# What to do:
Answer with a single number: the count of lines that include the string "this".

# Information shown:
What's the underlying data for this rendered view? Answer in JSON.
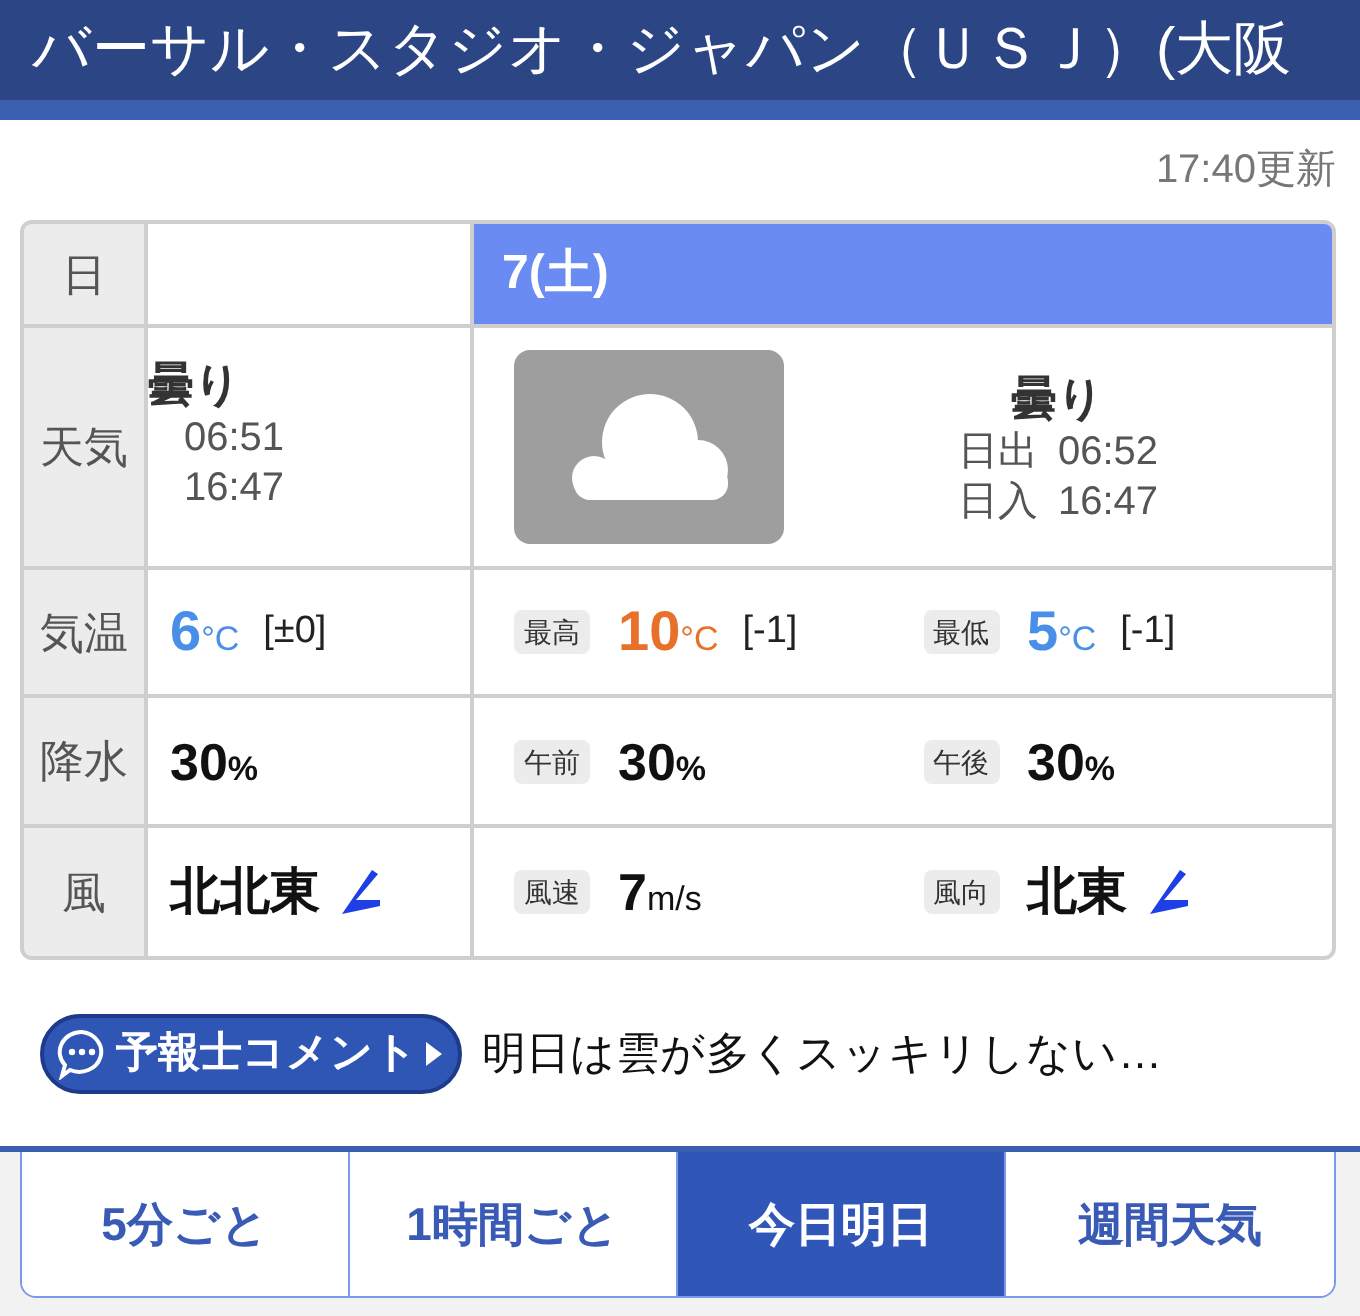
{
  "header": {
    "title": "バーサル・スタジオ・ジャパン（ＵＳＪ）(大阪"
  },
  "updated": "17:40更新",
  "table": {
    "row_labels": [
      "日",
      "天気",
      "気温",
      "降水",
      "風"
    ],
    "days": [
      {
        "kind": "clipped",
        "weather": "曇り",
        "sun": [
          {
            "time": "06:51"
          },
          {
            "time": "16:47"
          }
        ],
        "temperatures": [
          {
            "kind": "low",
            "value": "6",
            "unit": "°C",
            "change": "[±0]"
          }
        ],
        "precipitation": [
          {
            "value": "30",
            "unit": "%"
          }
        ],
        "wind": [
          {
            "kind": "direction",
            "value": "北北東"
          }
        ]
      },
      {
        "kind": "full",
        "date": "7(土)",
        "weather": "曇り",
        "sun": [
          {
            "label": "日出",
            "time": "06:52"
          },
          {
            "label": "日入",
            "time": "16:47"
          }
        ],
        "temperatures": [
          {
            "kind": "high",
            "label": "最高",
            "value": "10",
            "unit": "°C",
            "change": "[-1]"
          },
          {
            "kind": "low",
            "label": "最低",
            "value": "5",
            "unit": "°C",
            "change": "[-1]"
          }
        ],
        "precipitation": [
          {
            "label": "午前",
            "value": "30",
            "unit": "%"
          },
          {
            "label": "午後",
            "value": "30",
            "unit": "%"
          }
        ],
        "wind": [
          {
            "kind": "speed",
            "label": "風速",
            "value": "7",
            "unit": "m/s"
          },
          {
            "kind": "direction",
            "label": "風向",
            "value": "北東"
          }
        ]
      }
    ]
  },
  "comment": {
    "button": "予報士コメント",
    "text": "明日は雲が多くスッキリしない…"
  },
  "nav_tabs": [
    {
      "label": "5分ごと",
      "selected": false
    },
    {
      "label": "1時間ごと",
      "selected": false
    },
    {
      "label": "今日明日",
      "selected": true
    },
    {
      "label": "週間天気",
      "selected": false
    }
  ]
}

* * *

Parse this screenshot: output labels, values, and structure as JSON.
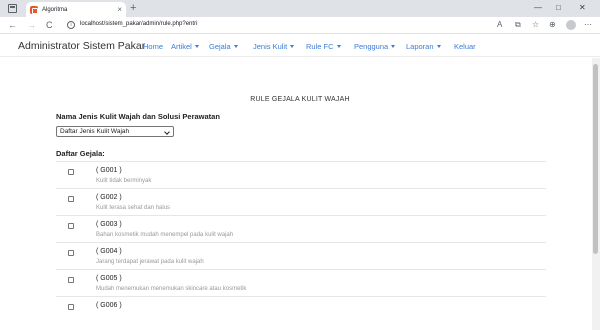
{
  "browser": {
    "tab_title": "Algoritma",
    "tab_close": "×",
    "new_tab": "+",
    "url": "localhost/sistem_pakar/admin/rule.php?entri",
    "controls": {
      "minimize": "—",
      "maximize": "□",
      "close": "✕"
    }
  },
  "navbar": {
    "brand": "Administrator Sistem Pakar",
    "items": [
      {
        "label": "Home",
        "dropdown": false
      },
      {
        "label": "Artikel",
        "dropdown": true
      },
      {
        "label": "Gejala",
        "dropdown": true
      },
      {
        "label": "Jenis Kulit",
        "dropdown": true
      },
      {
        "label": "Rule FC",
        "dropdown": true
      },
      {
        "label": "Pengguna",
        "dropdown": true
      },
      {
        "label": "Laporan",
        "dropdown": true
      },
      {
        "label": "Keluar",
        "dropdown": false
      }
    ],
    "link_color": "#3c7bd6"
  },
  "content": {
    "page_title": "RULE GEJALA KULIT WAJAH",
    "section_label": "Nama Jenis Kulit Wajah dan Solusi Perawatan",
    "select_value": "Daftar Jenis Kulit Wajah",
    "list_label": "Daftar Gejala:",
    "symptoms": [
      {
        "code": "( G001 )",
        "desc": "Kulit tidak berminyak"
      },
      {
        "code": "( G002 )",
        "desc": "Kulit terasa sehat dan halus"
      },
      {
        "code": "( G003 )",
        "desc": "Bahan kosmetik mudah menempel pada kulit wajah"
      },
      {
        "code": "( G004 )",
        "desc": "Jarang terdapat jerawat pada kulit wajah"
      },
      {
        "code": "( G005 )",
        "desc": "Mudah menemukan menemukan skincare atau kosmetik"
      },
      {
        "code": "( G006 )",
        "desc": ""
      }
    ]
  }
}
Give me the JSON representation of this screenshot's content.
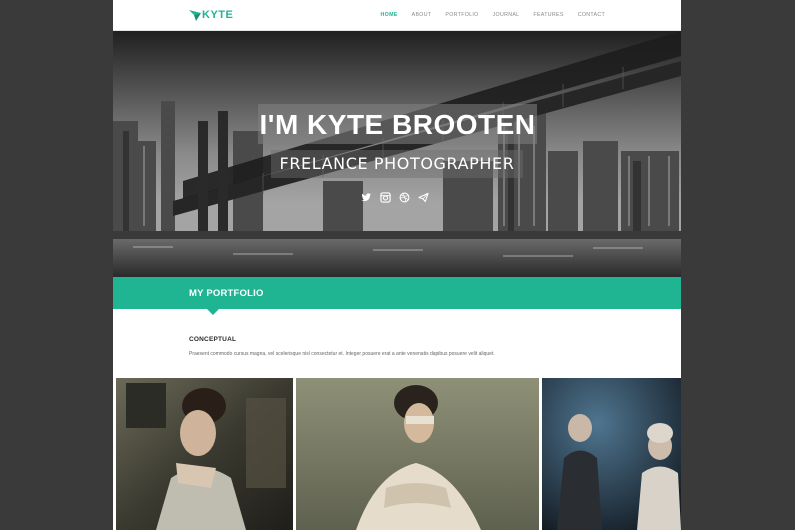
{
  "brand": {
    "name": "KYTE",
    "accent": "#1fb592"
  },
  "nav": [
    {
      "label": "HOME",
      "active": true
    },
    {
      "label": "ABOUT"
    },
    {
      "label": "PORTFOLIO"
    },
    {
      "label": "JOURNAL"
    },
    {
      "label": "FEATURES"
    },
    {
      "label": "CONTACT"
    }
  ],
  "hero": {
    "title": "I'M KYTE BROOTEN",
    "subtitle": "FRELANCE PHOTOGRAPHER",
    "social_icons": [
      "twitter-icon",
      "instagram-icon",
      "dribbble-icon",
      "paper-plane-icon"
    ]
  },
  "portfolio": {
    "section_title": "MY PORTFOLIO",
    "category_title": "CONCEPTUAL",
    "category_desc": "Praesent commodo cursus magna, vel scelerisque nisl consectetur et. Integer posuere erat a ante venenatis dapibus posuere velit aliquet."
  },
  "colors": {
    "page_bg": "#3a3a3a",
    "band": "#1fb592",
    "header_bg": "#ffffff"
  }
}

# Complete answer:
3